◆ Exercise: Exactly reproduce each line of the listing that follows.

++++++

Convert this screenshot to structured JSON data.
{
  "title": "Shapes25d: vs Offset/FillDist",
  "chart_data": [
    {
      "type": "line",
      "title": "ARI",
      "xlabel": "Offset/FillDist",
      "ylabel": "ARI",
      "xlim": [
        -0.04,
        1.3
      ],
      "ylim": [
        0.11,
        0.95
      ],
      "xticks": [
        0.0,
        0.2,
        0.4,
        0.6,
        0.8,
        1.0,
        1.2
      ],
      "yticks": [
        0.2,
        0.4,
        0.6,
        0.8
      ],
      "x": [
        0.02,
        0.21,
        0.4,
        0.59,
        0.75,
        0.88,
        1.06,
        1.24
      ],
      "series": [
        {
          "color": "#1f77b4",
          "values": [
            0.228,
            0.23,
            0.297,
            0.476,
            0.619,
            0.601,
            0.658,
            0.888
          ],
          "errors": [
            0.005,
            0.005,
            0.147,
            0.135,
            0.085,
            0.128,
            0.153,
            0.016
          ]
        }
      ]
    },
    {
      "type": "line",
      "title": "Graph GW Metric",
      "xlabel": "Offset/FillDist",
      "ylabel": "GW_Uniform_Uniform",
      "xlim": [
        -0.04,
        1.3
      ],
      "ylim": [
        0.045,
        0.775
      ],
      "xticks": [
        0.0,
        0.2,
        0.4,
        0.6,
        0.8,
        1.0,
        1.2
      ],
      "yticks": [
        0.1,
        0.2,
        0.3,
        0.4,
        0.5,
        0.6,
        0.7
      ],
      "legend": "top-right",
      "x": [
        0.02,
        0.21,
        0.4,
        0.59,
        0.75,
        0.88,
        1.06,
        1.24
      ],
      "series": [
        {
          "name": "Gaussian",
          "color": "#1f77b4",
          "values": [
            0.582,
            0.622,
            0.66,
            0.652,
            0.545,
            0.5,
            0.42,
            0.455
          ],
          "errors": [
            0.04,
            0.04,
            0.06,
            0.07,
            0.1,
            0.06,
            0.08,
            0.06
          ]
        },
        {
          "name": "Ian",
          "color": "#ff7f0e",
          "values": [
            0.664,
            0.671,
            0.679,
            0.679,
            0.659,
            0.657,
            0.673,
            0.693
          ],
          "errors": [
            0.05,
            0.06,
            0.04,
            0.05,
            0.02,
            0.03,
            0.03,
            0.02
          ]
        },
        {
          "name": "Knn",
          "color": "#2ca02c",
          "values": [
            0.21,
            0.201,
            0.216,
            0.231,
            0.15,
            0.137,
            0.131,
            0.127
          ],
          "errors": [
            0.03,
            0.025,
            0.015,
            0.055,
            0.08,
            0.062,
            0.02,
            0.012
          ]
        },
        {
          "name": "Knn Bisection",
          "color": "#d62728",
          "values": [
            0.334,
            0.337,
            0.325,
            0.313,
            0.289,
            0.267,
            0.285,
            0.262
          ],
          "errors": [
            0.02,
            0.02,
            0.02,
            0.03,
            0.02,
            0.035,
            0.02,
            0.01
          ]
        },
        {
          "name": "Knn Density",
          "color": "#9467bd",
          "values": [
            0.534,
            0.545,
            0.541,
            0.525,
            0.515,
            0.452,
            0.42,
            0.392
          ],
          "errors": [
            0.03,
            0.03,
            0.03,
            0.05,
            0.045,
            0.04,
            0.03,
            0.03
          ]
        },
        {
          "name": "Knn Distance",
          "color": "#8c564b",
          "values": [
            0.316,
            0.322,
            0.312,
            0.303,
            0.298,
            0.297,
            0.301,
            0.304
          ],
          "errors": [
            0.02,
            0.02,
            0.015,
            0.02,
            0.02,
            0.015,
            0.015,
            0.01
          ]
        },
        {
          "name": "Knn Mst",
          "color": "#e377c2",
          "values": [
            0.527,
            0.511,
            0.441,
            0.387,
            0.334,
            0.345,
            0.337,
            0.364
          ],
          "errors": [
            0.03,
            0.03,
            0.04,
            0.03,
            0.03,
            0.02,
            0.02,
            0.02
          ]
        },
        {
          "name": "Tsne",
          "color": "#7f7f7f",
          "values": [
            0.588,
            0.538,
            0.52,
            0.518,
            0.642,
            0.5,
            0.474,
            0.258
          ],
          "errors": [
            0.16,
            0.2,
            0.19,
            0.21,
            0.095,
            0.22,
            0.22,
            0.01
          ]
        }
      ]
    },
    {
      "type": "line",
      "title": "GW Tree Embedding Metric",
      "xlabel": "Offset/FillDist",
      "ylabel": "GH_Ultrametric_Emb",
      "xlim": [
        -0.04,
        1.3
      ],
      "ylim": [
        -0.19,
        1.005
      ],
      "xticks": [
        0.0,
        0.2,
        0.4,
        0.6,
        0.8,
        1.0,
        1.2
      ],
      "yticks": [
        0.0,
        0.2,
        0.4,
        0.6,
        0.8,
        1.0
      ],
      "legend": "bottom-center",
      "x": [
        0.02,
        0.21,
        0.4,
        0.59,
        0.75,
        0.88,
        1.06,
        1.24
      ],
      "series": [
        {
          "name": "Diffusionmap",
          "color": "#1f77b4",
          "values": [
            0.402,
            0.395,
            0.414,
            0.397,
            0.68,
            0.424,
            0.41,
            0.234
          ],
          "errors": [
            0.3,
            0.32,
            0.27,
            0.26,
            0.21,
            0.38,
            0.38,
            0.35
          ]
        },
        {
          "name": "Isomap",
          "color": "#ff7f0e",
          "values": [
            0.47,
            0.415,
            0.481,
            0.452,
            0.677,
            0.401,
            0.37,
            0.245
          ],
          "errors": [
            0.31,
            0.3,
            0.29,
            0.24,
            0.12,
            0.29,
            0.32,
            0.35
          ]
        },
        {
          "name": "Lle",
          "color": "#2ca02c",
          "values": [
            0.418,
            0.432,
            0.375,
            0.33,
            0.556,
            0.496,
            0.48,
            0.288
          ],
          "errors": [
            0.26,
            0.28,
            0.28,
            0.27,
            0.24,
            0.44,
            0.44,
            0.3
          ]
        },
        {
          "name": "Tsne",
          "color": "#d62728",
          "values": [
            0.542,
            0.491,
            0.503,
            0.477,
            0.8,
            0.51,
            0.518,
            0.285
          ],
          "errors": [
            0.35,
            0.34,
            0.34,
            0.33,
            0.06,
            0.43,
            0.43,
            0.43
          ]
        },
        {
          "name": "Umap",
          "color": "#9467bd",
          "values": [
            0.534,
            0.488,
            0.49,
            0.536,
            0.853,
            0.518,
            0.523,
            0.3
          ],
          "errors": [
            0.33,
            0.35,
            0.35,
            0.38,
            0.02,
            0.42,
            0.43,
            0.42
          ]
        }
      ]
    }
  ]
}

++++++

◆ Response to this exercise:
Convert this screenshot to structured JSON data.
{
  "title": "Shapes25d: vs Offset/FillDist",
  "chart_data": [
    {
      "type": "line",
      "title": "ARI",
      "xlabel": "Offset/FillDist",
      "ylabel": "ARI",
      "xlim": [
        -0.04,
        1.3
      ],
      "ylim": [
        0.11,
        0.95
      ],
      "xticks": [
        0.0,
        0.2,
        0.4,
        0.6,
        0.8,
        1.0,
        1.2
      ],
      "yticks": [
        0.2,
        0.4,
        0.6,
        0.8
      ],
      "x": [
        0.02,
        0.21,
        0.4,
        0.59,
        0.75,
        0.88,
        1.06,
        1.24
      ],
      "series": [
        {
          "color": "#1f77b4",
          "values": [
            0.228,
            0.23,
            0.297,
            0.476,
            0.619,
            0.601,
            0.658,
            0.888
          ],
          "errors": [
            0.005,
            0.005,
            0.147,
            0.135,
            0.085,
            0.128,
            0.153,
            0.016
          ]
        }
      ]
    },
    {
      "type": "line",
      "title": "Graph GW Metric",
      "xlabel": "Offset/FillDist",
      "ylabel": "GW_Uniform_Uniform",
      "xlim": [
        -0.04,
        1.3
      ],
      "ylim": [
        0.045,
        0.775
      ],
      "xticks": [
        0.0,
        0.2,
        0.4,
        0.6,
        0.8,
        1.0,
        1.2
      ],
      "yticks": [
        0.1,
        0.2,
        0.3,
        0.4,
        0.5,
        0.6,
        0.7
      ],
      "legend": "top-right",
      "x": [
        0.02,
        0.21,
        0.4,
        0.59,
        0.75,
        0.88,
        1.06,
        1.24
      ],
      "series": [
        {
          "name": "Gaussian",
          "color": "#1f77b4",
          "values": [
            0.582,
            0.622,
            0.66,
            0.652,
            0.545,
            0.5,
            0.42,
            0.455
          ],
          "errors": [
            0.04,
            0.04,
            0.06,
            0.07,
            0.1,
            0.06,
            0.08,
            0.06
          ]
        },
        {
          "name": "Ian",
          "color": "#ff7f0e",
          "values": [
            0.664,
            0.671,
            0.679,
            0.679,
            0.659,
            0.657,
            0.673,
            0.693
          ],
          "errors": [
            0.05,
            0.06,
            0.04,
            0.05,
            0.02,
            0.03,
            0.03,
            0.02
          ]
        },
        {
          "name": "Knn",
          "color": "#2ca02c",
          "values": [
            0.21,
            0.201,
            0.216,
            0.231,
            0.15,
            0.137,
            0.131,
            0.127
          ],
          "errors": [
            0.03,
            0.025,
            0.015,
            0.055,
            0.08,
            0.062,
            0.02,
            0.012
          ]
        },
        {
          "name": "Knn Bisection",
          "color": "#d62728",
          "values": [
            0.334,
            0.337,
            0.325,
            0.313,
            0.289,
            0.267,
            0.285,
            0.262
          ],
          "errors": [
            0.02,
            0.02,
            0.02,
            0.03,
            0.02,
            0.035,
            0.02,
            0.01
          ]
        },
        {
          "name": "Knn Density",
          "color": "#9467bd",
          "values": [
            0.534,
            0.545,
            0.541,
            0.525,
            0.515,
            0.452,
            0.42,
            0.392
          ],
          "errors": [
            0.03,
            0.03,
            0.03,
            0.05,
            0.045,
            0.04,
            0.03,
            0.03
          ]
        },
        {
          "name": "Knn Distance",
          "color": "#8c564b",
          "values": [
            0.316,
            0.322,
            0.312,
            0.303,
            0.298,
            0.297,
            0.301,
            0.304
          ],
          "errors": [
            0.02,
            0.02,
            0.015,
            0.02,
            0.02,
            0.015,
            0.015,
            0.01
          ]
        },
        {
          "name": "Knn Mst",
          "color": "#e377c2",
          "values": [
            0.527,
            0.511,
            0.441,
            0.387,
            0.334,
            0.345,
            0.337,
            0.364
          ],
          "errors": [
            0.03,
            0.03,
            0.04,
            0.03,
            0.03,
            0.02,
            0.02,
            0.02
          ]
        },
        {
          "name": "Tsne",
          "color": "#7f7f7f",
          "values": [
            0.588,
            0.538,
            0.52,
            0.518,
            0.642,
            0.5,
            0.474,
            0.258
          ],
          "errors": [
            0.16,
            0.2,
            0.19,
            0.21,
            0.095,
            0.22,
            0.22,
            0.01
          ]
        }
      ]
    },
    {
      "type": "line",
      "title": "GW Tree Embedding Metric",
      "xlabel": "Offset/FillDist",
      "ylabel": "GH_Ultrametric_Emb",
      "xlim": [
        -0.04,
        1.3
      ],
      "ylim": [
        -0.19,
        1.005
      ],
      "xticks": [
        0.0,
        0.2,
        0.4,
        0.6,
        0.8,
        1.0,
        1.2
      ],
      "yticks": [
        0.0,
        0.2,
        0.4,
        0.6,
        0.8,
        1.0
      ],
      "legend": "bottom-center",
      "x": [
        0.02,
        0.21,
        0.4,
        0.59,
        0.75,
        0.88,
        1.06,
        1.24
      ],
      "series": [
        {
          "name": "Diffusionmap",
          "color": "#1f77b4",
          "values": [
            0.402,
            0.395,
            0.414,
            0.397,
            0.68,
            0.424,
            0.41,
            0.234
          ],
          "errors": [
            0.3,
            0.32,
            0.27,
            0.26,
            0.21,
            0.38,
            0.38,
            0.35
          ]
        },
        {
          "name": "Isomap",
          "color": "#ff7f0e",
          "values": [
            0.47,
            0.415,
            0.481,
            0.452,
            0.677,
            0.401,
            0.37,
            0.245
          ],
          "errors": [
            0.31,
            0.3,
            0.29,
            0.24,
            0.12,
            0.29,
            0.32,
            0.35
          ]
        },
        {
          "name": "Lle",
          "color": "#2ca02c",
          "values": [
            0.418,
            0.432,
            0.375,
            0.33,
            0.556,
            0.496,
            0.48,
            0.288
          ],
          "errors": [
            0.26,
            0.28,
            0.28,
            0.27,
            0.24,
            0.44,
            0.44,
            0.3
          ]
        },
        {
          "name": "Tsne",
          "color": "#d62728",
          "values": [
            0.542,
            0.491,
            0.503,
            0.477,
            0.8,
            0.51,
            0.518,
            0.285
          ],
          "errors": [
            0.35,
            0.34,
            0.34,
            0.33,
            0.06,
            0.43,
            0.43,
            0.43
          ]
        },
        {
          "name": "Umap",
          "color": "#9467bd",
          "values": [
            0.534,
            0.488,
            0.49,
            0.536,
            0.853,
            0.518,
            0.523,
            0.3
          ],
          "errors": [
            0.33,
            0.35,
            0.35,
            0.38,
            0.02,
            0.42,
            0.43,
            0.42
          ]
        }
      ]
    }
  ]
}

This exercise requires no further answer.